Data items
________________
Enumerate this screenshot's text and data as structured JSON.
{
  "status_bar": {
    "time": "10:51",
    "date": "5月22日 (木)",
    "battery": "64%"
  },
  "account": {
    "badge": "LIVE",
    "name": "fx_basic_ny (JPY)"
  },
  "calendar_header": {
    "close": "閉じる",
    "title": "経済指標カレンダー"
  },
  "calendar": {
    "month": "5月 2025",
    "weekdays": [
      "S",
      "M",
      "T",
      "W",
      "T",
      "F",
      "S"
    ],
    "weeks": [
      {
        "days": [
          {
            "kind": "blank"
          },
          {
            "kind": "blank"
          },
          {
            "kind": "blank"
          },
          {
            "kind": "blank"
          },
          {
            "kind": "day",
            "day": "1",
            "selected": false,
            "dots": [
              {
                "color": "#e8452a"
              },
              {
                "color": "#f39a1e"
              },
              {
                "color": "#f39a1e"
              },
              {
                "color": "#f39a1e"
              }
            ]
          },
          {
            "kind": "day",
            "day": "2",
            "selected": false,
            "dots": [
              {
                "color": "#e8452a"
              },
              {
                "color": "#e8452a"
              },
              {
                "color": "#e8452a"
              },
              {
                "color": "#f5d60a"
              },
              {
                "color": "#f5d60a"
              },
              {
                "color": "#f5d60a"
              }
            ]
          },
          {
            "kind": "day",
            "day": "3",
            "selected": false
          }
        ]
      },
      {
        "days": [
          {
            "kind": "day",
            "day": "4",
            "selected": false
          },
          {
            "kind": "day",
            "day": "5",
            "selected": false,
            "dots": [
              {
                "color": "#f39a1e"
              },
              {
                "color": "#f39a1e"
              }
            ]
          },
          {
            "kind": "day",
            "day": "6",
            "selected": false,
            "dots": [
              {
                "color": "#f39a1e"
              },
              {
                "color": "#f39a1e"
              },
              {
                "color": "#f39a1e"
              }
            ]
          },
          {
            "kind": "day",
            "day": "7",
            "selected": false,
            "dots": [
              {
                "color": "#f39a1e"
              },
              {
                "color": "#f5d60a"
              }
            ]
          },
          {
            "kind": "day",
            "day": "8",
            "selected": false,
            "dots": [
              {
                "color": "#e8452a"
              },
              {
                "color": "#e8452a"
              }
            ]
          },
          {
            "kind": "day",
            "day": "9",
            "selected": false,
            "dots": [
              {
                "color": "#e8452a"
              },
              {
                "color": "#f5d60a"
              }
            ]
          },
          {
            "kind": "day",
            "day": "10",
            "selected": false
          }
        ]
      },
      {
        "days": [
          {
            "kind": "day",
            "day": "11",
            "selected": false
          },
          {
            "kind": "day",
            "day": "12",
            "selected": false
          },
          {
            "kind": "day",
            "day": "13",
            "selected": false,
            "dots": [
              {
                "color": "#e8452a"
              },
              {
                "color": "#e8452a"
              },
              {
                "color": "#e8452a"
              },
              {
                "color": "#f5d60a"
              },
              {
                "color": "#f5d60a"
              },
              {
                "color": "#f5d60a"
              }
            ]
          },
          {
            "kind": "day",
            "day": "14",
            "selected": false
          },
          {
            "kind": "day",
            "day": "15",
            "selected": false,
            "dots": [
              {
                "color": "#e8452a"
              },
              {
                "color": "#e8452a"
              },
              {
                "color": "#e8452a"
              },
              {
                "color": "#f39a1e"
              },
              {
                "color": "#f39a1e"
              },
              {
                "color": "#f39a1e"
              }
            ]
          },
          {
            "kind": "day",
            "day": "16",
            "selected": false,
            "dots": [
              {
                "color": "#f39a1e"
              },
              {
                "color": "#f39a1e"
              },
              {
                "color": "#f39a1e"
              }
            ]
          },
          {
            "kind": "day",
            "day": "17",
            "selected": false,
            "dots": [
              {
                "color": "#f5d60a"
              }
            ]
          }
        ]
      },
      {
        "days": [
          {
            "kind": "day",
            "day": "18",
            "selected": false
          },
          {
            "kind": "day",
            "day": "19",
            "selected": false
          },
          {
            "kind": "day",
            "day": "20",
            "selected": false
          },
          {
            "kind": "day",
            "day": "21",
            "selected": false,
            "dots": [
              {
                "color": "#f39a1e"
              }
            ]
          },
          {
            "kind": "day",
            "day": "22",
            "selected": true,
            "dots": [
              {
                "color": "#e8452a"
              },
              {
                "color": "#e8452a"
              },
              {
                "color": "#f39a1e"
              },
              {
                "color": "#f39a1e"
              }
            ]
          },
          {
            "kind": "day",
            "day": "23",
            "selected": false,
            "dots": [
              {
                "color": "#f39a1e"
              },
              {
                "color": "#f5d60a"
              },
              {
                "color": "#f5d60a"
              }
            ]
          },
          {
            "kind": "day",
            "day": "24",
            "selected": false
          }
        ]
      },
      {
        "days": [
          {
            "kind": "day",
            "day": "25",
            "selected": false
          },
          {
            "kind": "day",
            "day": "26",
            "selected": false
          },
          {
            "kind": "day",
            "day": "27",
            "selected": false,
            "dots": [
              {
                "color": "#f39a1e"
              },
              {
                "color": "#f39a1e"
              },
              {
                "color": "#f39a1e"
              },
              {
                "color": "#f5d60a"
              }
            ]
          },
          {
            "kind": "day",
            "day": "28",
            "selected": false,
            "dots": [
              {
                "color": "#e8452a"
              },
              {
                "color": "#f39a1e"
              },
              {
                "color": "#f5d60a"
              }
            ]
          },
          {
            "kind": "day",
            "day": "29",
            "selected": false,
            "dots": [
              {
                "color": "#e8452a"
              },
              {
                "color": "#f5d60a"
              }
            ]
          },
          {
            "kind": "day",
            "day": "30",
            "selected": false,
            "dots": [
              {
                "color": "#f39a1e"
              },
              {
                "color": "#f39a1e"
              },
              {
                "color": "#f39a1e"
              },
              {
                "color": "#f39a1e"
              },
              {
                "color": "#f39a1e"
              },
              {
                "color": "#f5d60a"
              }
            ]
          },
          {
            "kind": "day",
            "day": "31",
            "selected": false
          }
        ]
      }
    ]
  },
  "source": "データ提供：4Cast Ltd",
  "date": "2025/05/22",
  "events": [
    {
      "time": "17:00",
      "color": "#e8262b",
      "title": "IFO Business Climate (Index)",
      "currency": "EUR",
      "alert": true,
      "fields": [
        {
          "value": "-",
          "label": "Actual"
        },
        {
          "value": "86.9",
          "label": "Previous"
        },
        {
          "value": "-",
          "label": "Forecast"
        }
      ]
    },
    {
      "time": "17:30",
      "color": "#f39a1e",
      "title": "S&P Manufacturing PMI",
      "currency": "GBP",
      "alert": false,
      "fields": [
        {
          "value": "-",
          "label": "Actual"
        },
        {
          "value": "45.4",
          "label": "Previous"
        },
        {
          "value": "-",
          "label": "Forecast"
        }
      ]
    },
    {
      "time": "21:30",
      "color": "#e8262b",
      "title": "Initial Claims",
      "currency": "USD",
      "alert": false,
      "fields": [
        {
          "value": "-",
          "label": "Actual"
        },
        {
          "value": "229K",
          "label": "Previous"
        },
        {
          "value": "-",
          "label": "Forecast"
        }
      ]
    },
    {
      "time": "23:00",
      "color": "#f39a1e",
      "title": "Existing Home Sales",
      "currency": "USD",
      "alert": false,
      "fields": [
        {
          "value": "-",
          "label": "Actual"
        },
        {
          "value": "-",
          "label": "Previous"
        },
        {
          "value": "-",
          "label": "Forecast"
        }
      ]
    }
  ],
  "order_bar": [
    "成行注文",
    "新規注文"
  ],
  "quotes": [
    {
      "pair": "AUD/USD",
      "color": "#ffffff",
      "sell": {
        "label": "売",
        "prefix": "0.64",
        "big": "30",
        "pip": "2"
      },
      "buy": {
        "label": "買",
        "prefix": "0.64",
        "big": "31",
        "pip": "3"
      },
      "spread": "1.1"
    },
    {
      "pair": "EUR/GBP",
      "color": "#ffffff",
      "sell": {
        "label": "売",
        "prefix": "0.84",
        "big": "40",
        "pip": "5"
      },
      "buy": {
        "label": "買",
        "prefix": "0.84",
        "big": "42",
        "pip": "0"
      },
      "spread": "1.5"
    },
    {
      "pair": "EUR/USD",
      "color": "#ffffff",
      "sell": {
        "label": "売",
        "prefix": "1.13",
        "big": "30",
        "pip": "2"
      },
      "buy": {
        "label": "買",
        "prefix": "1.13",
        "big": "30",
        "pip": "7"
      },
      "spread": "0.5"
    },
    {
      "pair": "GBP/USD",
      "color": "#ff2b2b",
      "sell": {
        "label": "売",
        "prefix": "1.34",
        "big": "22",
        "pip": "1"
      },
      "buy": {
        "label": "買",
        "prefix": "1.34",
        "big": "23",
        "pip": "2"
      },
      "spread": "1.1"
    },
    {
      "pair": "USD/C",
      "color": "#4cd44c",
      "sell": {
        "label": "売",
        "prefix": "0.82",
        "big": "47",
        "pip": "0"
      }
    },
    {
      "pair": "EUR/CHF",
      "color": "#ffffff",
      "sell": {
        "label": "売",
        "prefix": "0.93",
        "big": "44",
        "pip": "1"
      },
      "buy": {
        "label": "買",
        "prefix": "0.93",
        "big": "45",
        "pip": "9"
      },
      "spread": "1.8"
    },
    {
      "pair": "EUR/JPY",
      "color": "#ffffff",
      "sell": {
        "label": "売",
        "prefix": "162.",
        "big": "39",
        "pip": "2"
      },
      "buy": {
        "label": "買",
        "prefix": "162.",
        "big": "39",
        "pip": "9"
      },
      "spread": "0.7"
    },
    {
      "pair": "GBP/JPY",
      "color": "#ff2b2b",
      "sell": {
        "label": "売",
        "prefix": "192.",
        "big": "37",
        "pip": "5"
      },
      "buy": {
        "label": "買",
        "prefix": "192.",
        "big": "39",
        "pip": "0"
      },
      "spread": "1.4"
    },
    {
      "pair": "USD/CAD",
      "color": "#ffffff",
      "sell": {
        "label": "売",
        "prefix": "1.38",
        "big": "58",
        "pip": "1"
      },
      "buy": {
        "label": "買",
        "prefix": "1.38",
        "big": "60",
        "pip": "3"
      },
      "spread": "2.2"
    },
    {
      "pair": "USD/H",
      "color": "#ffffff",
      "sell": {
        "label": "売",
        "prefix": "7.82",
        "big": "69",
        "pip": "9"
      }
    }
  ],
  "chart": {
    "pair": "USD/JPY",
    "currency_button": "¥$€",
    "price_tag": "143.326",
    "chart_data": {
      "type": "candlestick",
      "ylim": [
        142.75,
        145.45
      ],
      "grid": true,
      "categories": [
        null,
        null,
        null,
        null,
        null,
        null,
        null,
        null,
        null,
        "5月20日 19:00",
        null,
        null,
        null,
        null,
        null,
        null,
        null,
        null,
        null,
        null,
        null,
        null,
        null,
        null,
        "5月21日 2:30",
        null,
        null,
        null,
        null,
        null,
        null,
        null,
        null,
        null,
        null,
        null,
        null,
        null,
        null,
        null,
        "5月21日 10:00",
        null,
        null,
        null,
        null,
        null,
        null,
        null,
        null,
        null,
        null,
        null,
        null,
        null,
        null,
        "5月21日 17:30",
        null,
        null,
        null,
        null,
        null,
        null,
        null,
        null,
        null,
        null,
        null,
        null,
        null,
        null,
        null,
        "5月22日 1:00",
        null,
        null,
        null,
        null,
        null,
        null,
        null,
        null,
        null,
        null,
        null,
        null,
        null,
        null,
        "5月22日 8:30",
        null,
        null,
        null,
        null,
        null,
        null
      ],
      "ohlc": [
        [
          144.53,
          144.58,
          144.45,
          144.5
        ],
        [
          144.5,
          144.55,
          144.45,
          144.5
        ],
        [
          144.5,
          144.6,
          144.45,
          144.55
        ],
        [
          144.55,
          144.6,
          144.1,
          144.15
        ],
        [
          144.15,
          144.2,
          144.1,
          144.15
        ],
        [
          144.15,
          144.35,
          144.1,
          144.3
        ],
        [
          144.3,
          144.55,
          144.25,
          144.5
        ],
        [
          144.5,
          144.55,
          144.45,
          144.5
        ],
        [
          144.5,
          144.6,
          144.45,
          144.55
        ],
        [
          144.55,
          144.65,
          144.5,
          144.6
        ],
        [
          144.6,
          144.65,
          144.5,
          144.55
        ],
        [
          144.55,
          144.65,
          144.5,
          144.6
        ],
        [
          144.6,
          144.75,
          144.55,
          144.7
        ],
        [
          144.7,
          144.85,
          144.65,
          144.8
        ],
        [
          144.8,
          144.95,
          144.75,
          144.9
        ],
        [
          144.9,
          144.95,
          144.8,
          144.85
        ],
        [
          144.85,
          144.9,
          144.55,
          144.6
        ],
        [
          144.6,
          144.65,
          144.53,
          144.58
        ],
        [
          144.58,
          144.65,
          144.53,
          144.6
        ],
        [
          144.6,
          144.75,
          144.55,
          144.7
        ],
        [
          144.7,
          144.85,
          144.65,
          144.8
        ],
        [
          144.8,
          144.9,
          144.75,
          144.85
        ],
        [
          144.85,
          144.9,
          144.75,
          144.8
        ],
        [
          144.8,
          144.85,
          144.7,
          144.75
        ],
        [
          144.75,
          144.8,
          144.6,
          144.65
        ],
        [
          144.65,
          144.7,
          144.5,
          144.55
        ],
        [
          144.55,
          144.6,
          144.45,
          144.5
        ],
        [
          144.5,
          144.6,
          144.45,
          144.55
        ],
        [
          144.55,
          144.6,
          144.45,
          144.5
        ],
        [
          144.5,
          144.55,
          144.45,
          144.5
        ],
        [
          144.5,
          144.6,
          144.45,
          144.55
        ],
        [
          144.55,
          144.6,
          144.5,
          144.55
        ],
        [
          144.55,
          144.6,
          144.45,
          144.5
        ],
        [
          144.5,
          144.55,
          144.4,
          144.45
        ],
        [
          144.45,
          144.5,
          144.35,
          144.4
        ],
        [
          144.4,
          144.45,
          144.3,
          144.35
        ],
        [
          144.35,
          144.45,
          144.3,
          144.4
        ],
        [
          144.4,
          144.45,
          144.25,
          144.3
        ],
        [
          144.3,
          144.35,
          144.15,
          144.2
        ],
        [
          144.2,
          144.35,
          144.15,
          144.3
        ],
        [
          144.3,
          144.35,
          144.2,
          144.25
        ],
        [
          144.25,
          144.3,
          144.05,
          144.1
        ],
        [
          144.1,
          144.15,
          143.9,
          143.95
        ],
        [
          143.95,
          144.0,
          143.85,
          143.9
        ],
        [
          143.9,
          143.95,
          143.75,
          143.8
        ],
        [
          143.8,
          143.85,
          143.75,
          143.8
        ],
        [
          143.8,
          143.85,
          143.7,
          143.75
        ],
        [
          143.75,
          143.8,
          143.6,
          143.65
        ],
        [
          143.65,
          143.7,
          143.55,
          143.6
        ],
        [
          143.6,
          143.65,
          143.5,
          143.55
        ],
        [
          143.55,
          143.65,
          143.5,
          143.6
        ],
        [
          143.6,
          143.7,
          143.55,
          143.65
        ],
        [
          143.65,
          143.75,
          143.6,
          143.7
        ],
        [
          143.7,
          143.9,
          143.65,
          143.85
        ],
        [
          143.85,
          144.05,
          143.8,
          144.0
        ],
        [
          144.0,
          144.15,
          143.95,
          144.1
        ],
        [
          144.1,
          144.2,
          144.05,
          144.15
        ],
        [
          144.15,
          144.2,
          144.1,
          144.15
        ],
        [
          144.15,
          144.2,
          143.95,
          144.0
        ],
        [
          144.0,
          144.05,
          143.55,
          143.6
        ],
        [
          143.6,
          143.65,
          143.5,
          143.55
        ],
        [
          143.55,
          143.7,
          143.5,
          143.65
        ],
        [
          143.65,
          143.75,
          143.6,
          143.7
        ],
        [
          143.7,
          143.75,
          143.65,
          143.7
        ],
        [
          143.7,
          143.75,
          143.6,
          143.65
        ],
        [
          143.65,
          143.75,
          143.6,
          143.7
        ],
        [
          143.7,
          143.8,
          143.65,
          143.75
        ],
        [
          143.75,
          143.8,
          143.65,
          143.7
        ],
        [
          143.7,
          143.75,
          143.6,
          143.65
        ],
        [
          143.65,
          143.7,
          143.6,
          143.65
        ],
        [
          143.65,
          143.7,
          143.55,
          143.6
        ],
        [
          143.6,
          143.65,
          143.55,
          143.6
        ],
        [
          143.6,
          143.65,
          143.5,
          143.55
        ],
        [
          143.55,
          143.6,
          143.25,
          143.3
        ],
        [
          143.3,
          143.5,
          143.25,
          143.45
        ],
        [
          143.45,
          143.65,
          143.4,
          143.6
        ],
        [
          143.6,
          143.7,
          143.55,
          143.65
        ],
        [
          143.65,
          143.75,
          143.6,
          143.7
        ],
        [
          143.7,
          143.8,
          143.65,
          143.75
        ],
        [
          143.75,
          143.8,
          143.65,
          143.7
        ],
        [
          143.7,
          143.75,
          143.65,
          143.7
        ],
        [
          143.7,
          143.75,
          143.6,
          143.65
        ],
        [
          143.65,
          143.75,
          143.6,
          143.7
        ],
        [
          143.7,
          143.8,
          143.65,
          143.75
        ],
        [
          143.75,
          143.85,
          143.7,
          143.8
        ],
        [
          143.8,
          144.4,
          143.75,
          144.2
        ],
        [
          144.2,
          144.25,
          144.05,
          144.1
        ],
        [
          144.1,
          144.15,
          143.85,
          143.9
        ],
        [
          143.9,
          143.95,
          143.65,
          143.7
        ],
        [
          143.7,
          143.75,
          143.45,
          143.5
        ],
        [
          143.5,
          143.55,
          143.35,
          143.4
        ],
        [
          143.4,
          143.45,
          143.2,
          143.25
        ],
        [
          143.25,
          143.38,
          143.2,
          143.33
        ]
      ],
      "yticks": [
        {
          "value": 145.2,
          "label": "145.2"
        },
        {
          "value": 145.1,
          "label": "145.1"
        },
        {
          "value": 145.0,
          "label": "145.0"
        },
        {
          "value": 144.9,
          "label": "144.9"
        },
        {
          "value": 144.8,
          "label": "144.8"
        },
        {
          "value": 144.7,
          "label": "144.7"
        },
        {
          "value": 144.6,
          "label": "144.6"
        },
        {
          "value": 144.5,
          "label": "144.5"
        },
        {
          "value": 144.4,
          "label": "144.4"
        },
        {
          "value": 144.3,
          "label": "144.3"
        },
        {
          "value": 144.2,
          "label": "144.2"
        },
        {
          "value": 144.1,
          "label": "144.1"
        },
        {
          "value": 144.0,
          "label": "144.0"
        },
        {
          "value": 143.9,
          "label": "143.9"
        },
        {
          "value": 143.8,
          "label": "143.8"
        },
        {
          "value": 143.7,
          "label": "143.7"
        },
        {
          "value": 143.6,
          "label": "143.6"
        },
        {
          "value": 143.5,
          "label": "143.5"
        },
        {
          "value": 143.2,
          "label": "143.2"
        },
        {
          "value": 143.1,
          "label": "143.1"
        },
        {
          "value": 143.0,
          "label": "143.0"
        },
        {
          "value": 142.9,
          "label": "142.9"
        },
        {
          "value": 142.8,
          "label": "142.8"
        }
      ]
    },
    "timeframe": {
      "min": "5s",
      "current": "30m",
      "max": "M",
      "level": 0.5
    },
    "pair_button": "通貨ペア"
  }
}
________________
■ Exercise ■
Pull out every line in the data above that has the word "spread".

■ Full output ■
      "spread": "1.1"
      "spread": "1.5"
      "spread": "0.5"
      "spread": "1.1"
      "spread": "1.8"
      "spread": "0.7"
      "spread": "1.4"
      "spread": "2.2"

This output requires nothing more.